— EXERCISE —
From the listing below, extract every line in which the word "Irrigated" appears.

Figure collection entries:
^^^^^^^^

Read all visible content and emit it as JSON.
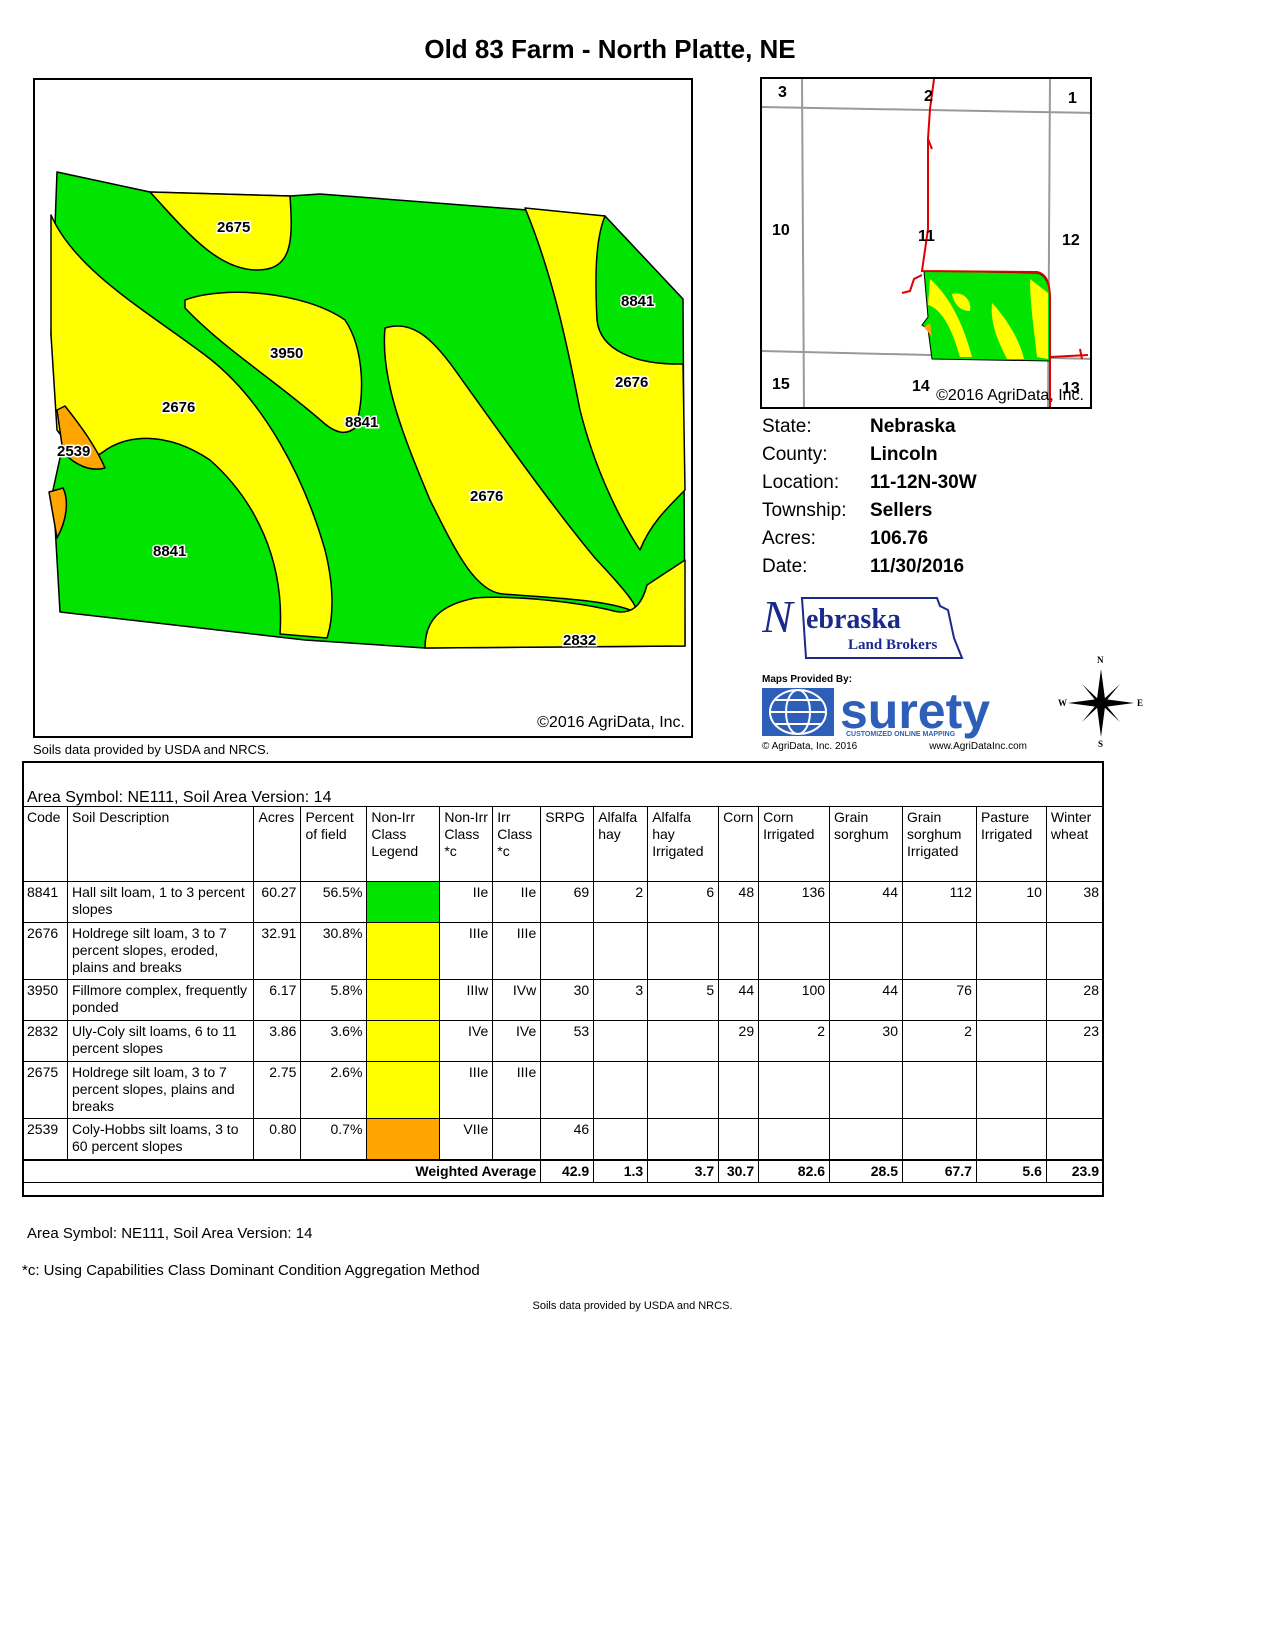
{
  "title": "Old 83 Farm - North Platte, NE",
  "map": {
    "labels": [
      "2675",
      "3950",
      "8841",
      "2676",
      "2676",
      "2539",
      "8841",
      "8841",
      "2676",
      "2832"
    ],
    "copyright": "©2016 AgriData, Inc.",
    "soils_note": "Soils data provided by USDA and NRCS.",
    "colors": {
      "green": "#00e400",
      "yellow": "#ffff00",
      "orange": "#ffa500"
    }
  },
  "locator": {
    "sections": [
      "3",
      "2",
      "1",
      "10",
      "11",
      "12",
      "15",
      "14",
      "13"
    ],
    "copyright": "©2016 AgriData, Inc."
  },
  "info": {
    "state_label": "State:",
    "state": "Nebraska",
    "county_label": "County:",
    "county": "Lincoln",
    "location_label": "Location:",
    "location": "11-12N-30W",
    "township_label": "Township:",
    "township": "Sellers",
    "acres_label": "Acres:",
    "acres": "106.76",
    "date_label": "Date:",
    "date": "11/30/2016"
  },
  "branding": {
    "nlb_main": "ebraska",
    "nlb_initial": "N",
    "nlb_sub": "Land Brokers",
    "maps_by": "Maps Provided By:",
    "surety": "surety",
    "surety_tag": "CUSTOMIZED ONLINE MAPPING",
    "surety_copy": "© AgriData, Inc. 2016",
    "surety_url": "www.AgriDataInc.com",
    "compass": {
      "n": "N",
      "s": "S",
      "e": "E",
      "w": "W"
    }
  },
  "table": {
    "area_heading": "Area Symbol: NE111, Soil Area Version: 14",
    "headers": [
      "Code",
      "Soil Description",
      "Acres",
      "Percent of field",
      "Non-Irr Class Legend",
      "Non-Irr Class *c",
      "Irr Class *c",
      "SRPG",
      "Alfalfa hay",
      "Alfalfa hay Irrigated",
      "Corn",
      "Corn Irrigated",
      "Grain sorghum",
      "Grain sorghum Irrigated",
      "Pasture Irrigated",
      "Winter wheat"
    ],
    "rows": [
      {
        "code": "8841",
        "desc": "Hall silt loam, 1 to 3 percent slopes",
        "acres": "60.27",
        "pct": "56.5%",
        "color": "#00e400",
        "nonirr": "IIe",
        "irr": "IIe",
        "srpg": "69",
        "alf": "2",
        "alf_irr": "6",
        "corn": "48",
        "corn_irr": "136",
        "gs": "44",
        "gs_irr": "112",
        "past_irr": "10",
        "ww": "38"
      },
      {
        "code": "2676",
        "desc": "Holdrege silt loam, 3 to 7 percent slopes, eroded, plains and breaks",
        "acres": "32.91",
        "pct": "30.8%",
        "color": "#ffff00",
        "nonirr": "IIIe",
        "irr": "IIIe",
        "srpg": "",
        "alf": "",
        "alf_irr": "",
        "corn": "",
        "corn_irr": "",
        "gs": "",
        "gs_irr": "",
        "past_irr": "",
        "ww": ""
      },
      {
        "code": "3950",
        "desc": "Fillmore complex, frequently ponded",
        "acres": "6.17",
        "pct": "5.8%",
        "color": "#ffff00",
        "nonirr": "IIIw",
        "irr": "IVw",
        "srpg": "30",
        "alf": "3",
        "alf_irr": "5",
        "corn": "44",
        "corn_irr": "100",
        "gs": "44",
        "gs_irr": "76",
        "past_irr": "",
        "ww": "28"
      },
      {
        "code": "2832",
        "desc": "Uly-Coly silt loams, 6 to 11 percent slopes",
        "acres": "3.86",
        "pct": "3.6%",
        "color": "#ffff00",
        "nonirr": "IVe",
        "irr": "IVe",
        "srpg": "53",
        "alf": "",
        "alf_irr": "",
        "corn": "29",
        "corn_irr": "2",
        "gs": "30",
        "gs_irr": "2",
        "past_irr": "",
        "ww": "23"
      },
      {
        "code": "2675",
        "desc": "Holdrege silt loam, 3 to 7 percent slopes, plains and breaks",
        "acres": "2.75",
        "pct": "2.6%",
        "color": "#ffff00",
        "nonirr": "IIIe",
        "irr": "IIIe",
        "srpg": "",
        "alf": "",
        "alf_irr": "",
        "corn": "",
        "corn_irr": "",
        "gs": "",
        "gs_irr": "",
        "past_irr": "",
        "ww": ""
      },
      {
        "code": "2539",
        "desc": "Coly-Hobbs silt loams, 3 to 60 percent slopes",
        "acres": "0.80",
        "pct": "0.7%",
        "color": "#ffa500",
        "nonirr": "VIIe",
        "irr": "",
        "srpg": "46",
        "alf": "",
        "alf_irr": "",
        "corn": "",
        "corn_irr": "",
        "gs": "",
        "gs_irr": "",
        "past_irr": "",
        "ww": ""
      }
    ],
    "weighted": {
      "label": "Weighted Average",
      "srpg": "42.9",
      "alf": "1.3",
      "alf_irr": "3.7",
      "corn": "30.7",
      "corn_irr": "82.6",
      "gs": "28.5",
      "gs_irr": "67.7",
      "past_irr": "5.6",
      "ww": "23.9"
    }
  },
  "footer": {
    "area": "Area Symbol: NE111, Soil Area Version: 14",
    "note": "*c:  Using Capabilities Class Dominant Condition Aggregation Method",
    "soils": "Soils data provided by USDA and NRCS."
  }
}
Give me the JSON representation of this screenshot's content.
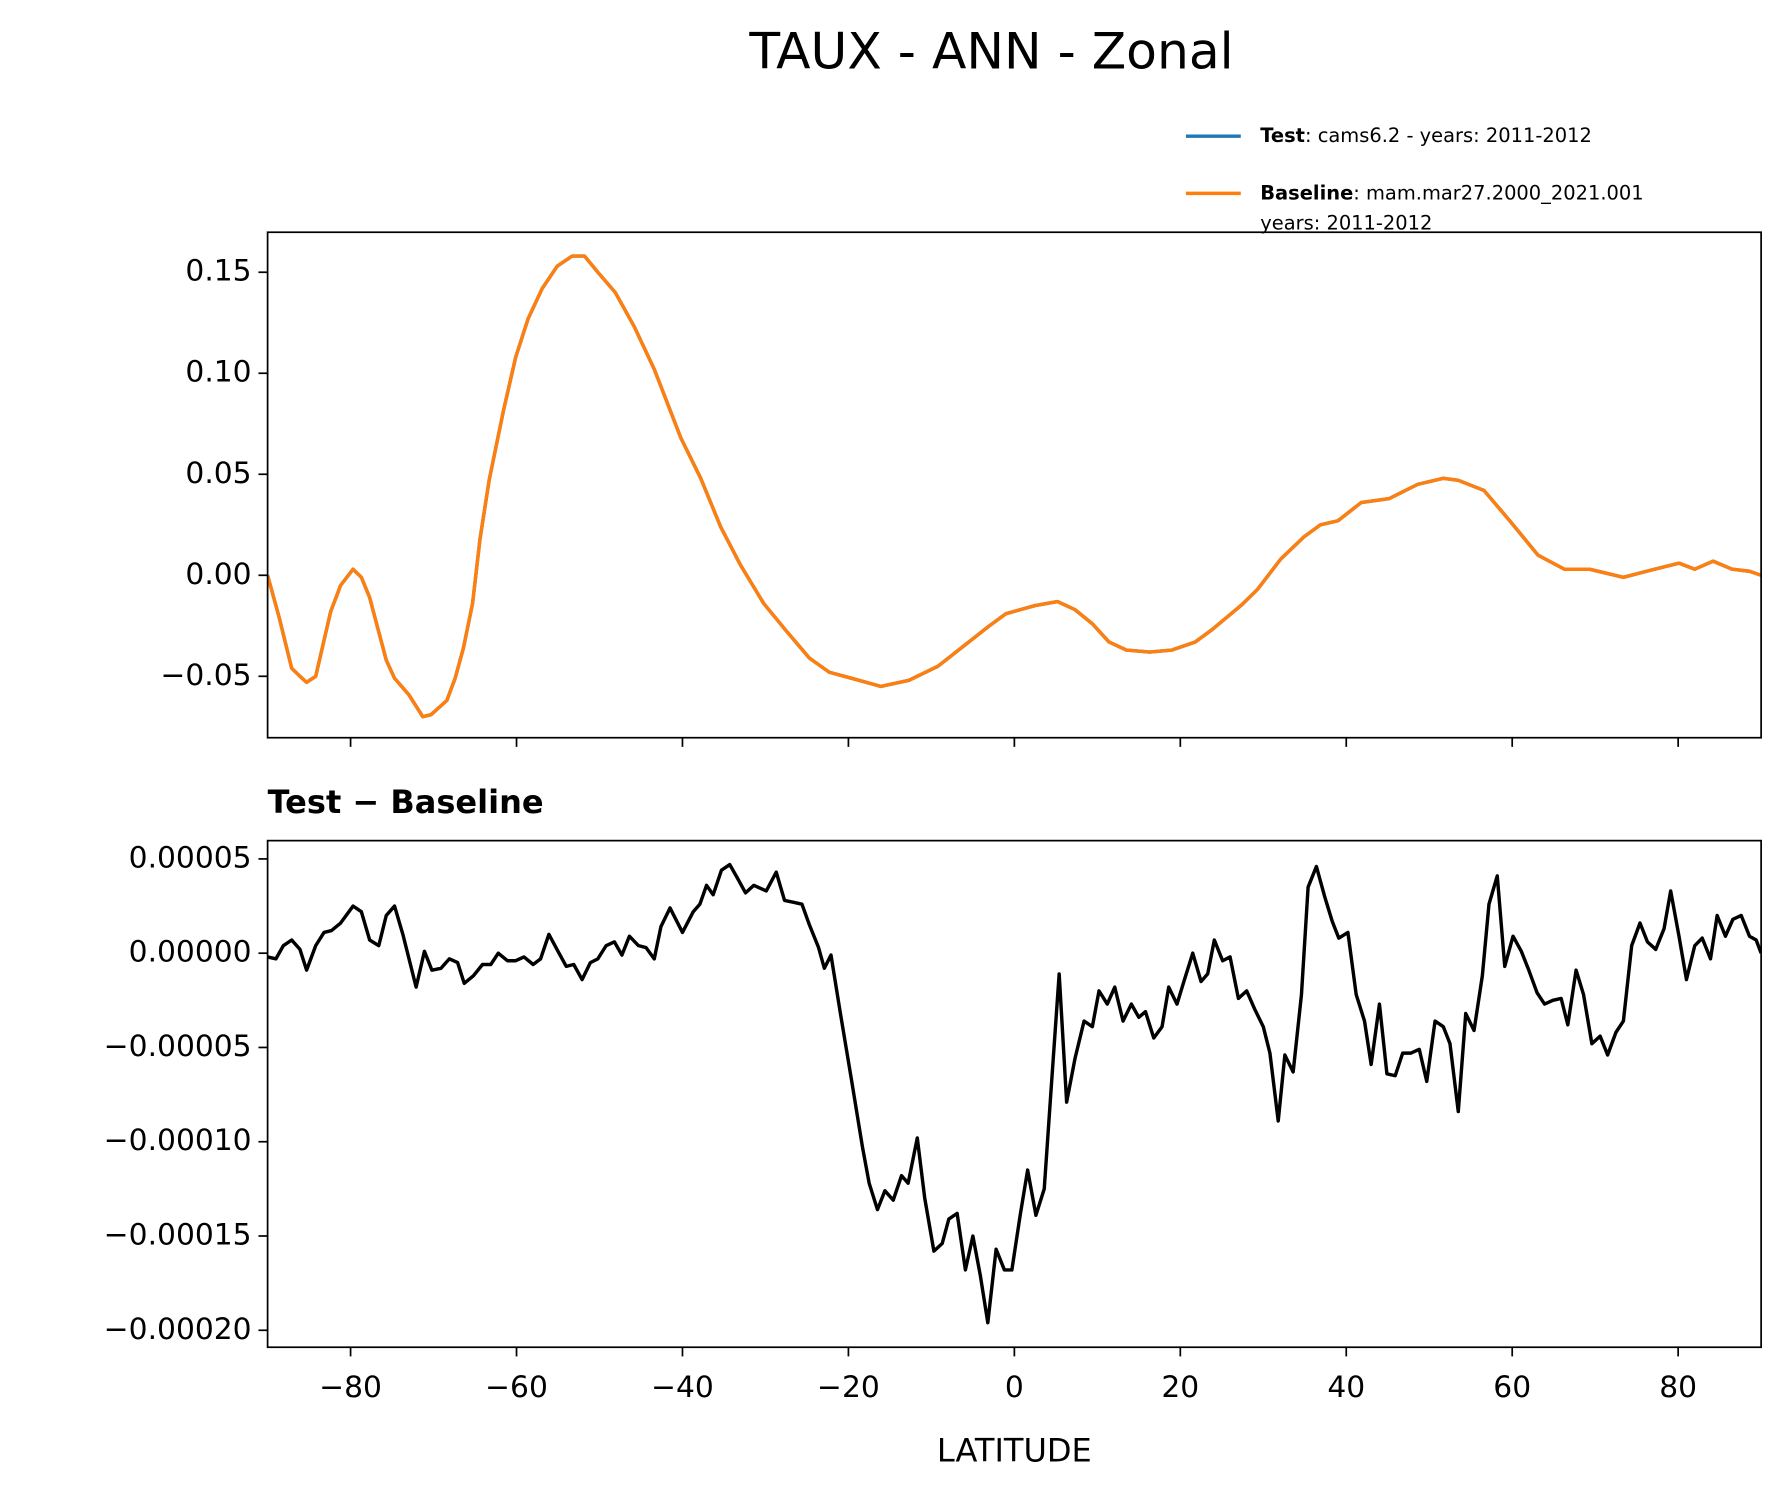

^^^^^^^^

— WRITTEN REPLY —
      "Alfalfa hay Irrigated",
      "Corn Irrigated",
      "Grain sorghum Irrigated",
      "Pasture Irrigated",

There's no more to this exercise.